**Consigne**
Convertissez toutes les lignes ci-dessous en une liste numérotée, en omettant les lignes vides.

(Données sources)
____________

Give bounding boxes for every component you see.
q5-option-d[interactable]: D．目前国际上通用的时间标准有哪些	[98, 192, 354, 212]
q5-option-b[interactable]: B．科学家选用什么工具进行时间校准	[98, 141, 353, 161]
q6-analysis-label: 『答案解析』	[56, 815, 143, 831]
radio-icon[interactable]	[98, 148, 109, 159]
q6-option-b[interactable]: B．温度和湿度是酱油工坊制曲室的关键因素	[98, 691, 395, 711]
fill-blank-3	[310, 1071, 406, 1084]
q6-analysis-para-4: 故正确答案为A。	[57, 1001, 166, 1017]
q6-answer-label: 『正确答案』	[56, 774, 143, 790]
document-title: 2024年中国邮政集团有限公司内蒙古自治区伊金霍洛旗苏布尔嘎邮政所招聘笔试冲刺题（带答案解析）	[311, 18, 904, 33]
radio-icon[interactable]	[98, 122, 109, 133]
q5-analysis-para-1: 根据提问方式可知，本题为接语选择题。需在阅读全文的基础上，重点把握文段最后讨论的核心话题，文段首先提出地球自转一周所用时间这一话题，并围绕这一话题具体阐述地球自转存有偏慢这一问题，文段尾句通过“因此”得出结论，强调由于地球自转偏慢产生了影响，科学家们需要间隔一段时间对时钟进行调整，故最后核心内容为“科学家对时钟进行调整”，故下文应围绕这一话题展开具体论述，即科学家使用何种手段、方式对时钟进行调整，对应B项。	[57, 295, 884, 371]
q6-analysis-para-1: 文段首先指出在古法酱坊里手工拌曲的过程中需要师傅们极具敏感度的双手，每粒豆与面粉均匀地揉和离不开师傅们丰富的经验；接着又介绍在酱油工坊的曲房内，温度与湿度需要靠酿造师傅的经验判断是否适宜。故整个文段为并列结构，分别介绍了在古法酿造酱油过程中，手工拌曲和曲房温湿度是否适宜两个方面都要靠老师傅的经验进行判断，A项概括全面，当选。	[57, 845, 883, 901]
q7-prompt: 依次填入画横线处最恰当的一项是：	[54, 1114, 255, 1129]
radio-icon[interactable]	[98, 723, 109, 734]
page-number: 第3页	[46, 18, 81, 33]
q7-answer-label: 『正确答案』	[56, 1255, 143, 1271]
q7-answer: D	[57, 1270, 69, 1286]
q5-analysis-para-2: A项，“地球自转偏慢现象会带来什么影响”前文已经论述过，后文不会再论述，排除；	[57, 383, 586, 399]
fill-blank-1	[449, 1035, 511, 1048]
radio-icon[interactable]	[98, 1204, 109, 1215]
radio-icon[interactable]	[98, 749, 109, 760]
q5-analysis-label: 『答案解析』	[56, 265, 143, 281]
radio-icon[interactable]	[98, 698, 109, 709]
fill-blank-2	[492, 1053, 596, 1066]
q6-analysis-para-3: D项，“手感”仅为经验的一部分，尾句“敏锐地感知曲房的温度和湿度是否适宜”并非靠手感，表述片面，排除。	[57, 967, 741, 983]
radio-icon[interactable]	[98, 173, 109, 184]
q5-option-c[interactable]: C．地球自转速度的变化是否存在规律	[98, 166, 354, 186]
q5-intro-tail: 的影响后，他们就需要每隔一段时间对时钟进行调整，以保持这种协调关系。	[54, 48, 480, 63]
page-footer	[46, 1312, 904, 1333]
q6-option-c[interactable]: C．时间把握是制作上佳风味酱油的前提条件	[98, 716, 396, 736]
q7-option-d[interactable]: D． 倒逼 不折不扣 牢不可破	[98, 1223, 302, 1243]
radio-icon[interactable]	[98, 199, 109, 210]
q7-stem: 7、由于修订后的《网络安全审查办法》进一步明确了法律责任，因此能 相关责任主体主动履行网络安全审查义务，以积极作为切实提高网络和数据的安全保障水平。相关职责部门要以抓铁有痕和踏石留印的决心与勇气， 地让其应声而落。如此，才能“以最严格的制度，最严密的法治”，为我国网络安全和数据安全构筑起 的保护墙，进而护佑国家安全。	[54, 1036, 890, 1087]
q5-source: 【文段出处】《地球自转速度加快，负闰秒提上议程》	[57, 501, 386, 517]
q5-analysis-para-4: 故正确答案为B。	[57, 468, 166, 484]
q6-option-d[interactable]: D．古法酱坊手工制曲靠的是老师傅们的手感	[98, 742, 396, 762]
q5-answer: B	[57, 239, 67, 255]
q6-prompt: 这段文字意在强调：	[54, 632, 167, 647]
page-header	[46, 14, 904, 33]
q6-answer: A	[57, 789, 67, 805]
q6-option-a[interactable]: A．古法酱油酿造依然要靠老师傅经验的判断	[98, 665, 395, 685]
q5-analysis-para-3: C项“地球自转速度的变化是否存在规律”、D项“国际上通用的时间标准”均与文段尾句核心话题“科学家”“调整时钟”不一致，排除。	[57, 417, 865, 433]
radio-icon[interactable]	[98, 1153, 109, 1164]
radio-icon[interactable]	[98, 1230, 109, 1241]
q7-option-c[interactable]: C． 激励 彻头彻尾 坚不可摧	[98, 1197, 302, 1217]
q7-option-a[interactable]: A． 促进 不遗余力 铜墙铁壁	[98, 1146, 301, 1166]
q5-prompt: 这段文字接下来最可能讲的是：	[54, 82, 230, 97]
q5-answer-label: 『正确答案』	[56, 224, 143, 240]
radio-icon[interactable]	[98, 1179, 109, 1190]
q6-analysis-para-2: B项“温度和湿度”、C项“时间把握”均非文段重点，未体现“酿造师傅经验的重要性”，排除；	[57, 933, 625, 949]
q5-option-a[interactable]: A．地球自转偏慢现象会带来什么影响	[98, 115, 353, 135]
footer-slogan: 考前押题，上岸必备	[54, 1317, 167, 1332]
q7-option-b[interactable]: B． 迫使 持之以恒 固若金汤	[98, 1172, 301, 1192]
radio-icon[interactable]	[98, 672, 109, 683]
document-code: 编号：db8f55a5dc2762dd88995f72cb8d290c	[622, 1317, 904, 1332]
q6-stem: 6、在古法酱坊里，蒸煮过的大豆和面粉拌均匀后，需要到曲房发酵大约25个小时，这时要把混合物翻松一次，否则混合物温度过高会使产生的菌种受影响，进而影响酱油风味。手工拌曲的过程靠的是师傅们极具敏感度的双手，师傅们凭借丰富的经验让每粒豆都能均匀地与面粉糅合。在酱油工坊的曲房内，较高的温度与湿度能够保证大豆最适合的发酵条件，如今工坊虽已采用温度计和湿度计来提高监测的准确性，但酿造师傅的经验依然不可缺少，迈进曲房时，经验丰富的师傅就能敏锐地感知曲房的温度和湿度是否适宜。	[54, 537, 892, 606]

____________

**Résultat**
1. Give bounding boxes for every component you see.
2. q5-option-d[interactable]: D．目前国际上通用的时间标准有哪些	[98, 192, 354, 212]
3. q5-option-b[interactable]: B．科学家选用什么工具进行时间校准	[98, 141, 353, 161]
4. q6-analysis-label: 『答案解析』	[56, 815, 143, 831]
5. radio-icon[interactable]	[98, 148, 109, 159]
6. q6-option-b[interactable]: B．温度和湿度是酱油工坊制曲室的关键因素	[98, 691, 395, 711]
7. fill-blank-3	[310, 1071, 406, 1084]
8. q6-analysis-para-4: 故正确答案为A。	[57, 1001, 166, 1017]
9. q6-answer-label: 『正确答案』	[56, 774, 143, 790]
10. document-title: 2024年中国邮政集团有限公司内蒙古自治区伊金霍洛旗苏布尔嘎邮政所招聘笔试冲刺题（带答案解析）	[311, 18, 904, 33]
11. radio-icon[interactable]	[98, 122, 109, 133]
12. q5-analysis-para-1: 根据提问方式可知，本题为接语选择题。需在阅读全文的基础上，重点把握文段最后讨论的核心话题，文段首先提出地球自转一周所用时间这一话题，并围绕这一话题具体阐述地球自转存有偏慢这一问题，文段尾句通过“因此”得出结论，强调由于地球自转偏慢产生了影响，科学家们需要间隔一段时间对时钟进行调整，故最后核心内容为“科学家对时钟进行调整”，故下文应围绕这一话题展开具体论述，即科学家使用何种手段、方式对时钟进行调整，对应B项。	[57, 295, 884, 371]
13. q6-analysis-para-1: 文段首先指出在古法酱坊里手工拌曲的过程中需要师傅们极具敏感度的双手，每粒豆与面粉均匀地揉和离不开师傅们丰富的经验；接着又介绍在酱油工坊的曲房内，温度与湿度需要靠酿造师傅的经验判断是否适宜。故整个文段为并列结构，分别介绍了在古法酿造酱油过程中，手工拌曲和曲房温湿度是否适宜两个方面都要靠老师傅的经验进行判断，A项概括全面，当选。	[57, 845, 883, 901]
14. q7-prompt: 依次填入画横线处最恰当的一项是：	[54, 1114, 255, 1129]
15. radio-icon[interactable]	[98, 723, 109, 734]
16. page-number: 第3页	[46, 18, 81, 33]
17. q7-answer-label: 『正确答案』	[56, 1255, 143, 1271]
18. q7-answer: D	[57, 1270, 69, 1286]
19. q5-analysis-para-2: A项，“地球自转偏慢现象会带来什么影响”前文已经论述过，后文不会再论述，排除；	[57, 383, 586, 399]
20. fill-blank-1	[449, 1035, 511, 1048]
21. radio-icon[interactable]	[98, 1204, 109, 1215]
22. radio-icon[interactable]	[98, 749, 109, 760]
23. q5-analysis-label: 『答案解析』	[56, 265, 143, 281]
24. radio-icon[interactable]	[98, 698, 109, 709]
25. fill-blank-2	[492, 1053, 596, 1066]
26. q6-analysis-para-3: D项，“手感”仅为经验的一部分，尾句“敏锐地感知曲房的温度和湿度是否适宜”并非靠手感，表述片面，排除。	[57, 967, 741, 983]
27. radio-icon[interactable]	[98, 173, 109, 184]
28. q5-option-c[interactable]: C．地球自转速度的变化是否存在规律	[98, 166, 354, 186]
29. q5-intro-tail: 的影响后，他们就需要每隔一段时间对时钟进行调整，以保持这种协调关系。	[54, 48, 480, 63]
30. page-footer	[46, 1312, 904, 1333]
31. q6-option-c[interactable]: C．时间把握是制作上佳风味酱油的前提条件	[98, 716, 396, 736]
32. q7-option-d[interactable]: D． 倒逼 不折不扣 牢不可破	[98, 1223, 302, 1243]
33. radio-icon[interactable]	[98, 199, 109, 210]
34. q7-stem: 7、由于修订后的《网络安全审查办法》进一步明确了法律责任，因此能 相关责任主体主动履行网络安全审查义务，以积极作为切实提高网络和数据的安全保障水平。相关职责部门要以抓铁有痕和踏石留印的决心与勇气， 地让其应声而落。如此，才能“以最严格的制度，最严密的法治”，为我国网络安全和数据安全构筑起 的保护墙，进而护佑国家安全。	[54, 1036, 890, 1087]
35. q5-source: 【文段出处】《地球自转速度加快，负闰秒提上议程》	[57, 501, 386, 517]
36. q5-analysis-para-4: 故正确答案为B。	[57, 468, 166, 484]
37. q6-option-d[interactable]: D．古法酱坊手工制曲靠的是老师傅们的手感	[98, 742, 396, 762]
38. q5-answer: B	[57, 239, 67, 255]
39. q6-prompt: 这段文字意在强调：	[54, 632, 167, 647]
40. page-header	[46, 14, 904, 33]
41. q6-answer: A	[57, 789, 67, 805]
42. q6-option-a[interactable]: A．古法酱油酿造依然要靠老师傅经验的判断	[98, 665, 395, 685]
43. q5-analysis-para-3: C项“地球自转速度的变化是否存在规律”、D项“国际上通用的时间标准”均与文段尾句核心话题“科学家”“调整时钟”不一致，排除。	[57, 417, 865, 433]
44. radio-icon[interactable]	[98, 1153, 109, 1164]
45. radio-icon[interactable]	[98, 1230, 109, 1241]
46. q7-option-c[interactable]: C． 激励 彻头彻尾 坚不可摧	[98, 1197, 302, 1217]
47. q7-option-a[interactable]: A． 促进 不遗余力 铜墙铁壁	[98, 1146, 301, 1166]
48. q5-prompt: 这段文字接下来最可能讲的是：	[54, 82, 230, 97]
49. q5-answer-label: 『正确答案』	[56, 224, 143, 240]
50. radio-icon[interactable]	[98, 1179, 109, 1190]
51. q6-analysis-para-2: B项“温度和湿度”、C项“时间把握”均非文段重点，未体现“酿造师傅经验的重要性”，排除；	[57, 933, 625, 949]
52. q5-option-a[interactable]: A．地球自转偏慢现象会带来什么影响	[98, 115, 353, 135]
53. footer-slogan: 考前押题，上岸必备	[54, 1317, 167, 1332]
54. q7-option-b[interactable]: B． 迫使 持之以恒 固若金汤	[98, 1172, 301, 1192]
55. radio-icon[interactable]	[98, 672, 109, 683]
56. document-code: 编号：db8f55a5dc2762dd88995f72cb8d290c	[622, 1317, 904, 1332]
57. q6-stem: 6、在古法酱坊里，蒸煮过的大豆和面粉拌均匀后，需要到曲房发酵大约25个小时，这时要把混合物翻松一次，否则混合物温度过高会使产生的菌种受影响，进而影响酱油风味。手工拌曲的过程靠的是师傅们极具敏感度的双手，师傅们凭借丰富的经验让每粒豆都能均匀地与面粉糅合。在酱油工坊的曲房内，较高的温度与湿度能够保证大豆最适合的发酵条件，如今工坊虽已采用温度计和湿度计来提高监测的准确性，但酿造师傅的经验依然不可缺少，迈进曲房时，经验丰富的师傅就能敏锐地感知曲房的温度和湿度是否适宜。	[54, 537, 892, 606]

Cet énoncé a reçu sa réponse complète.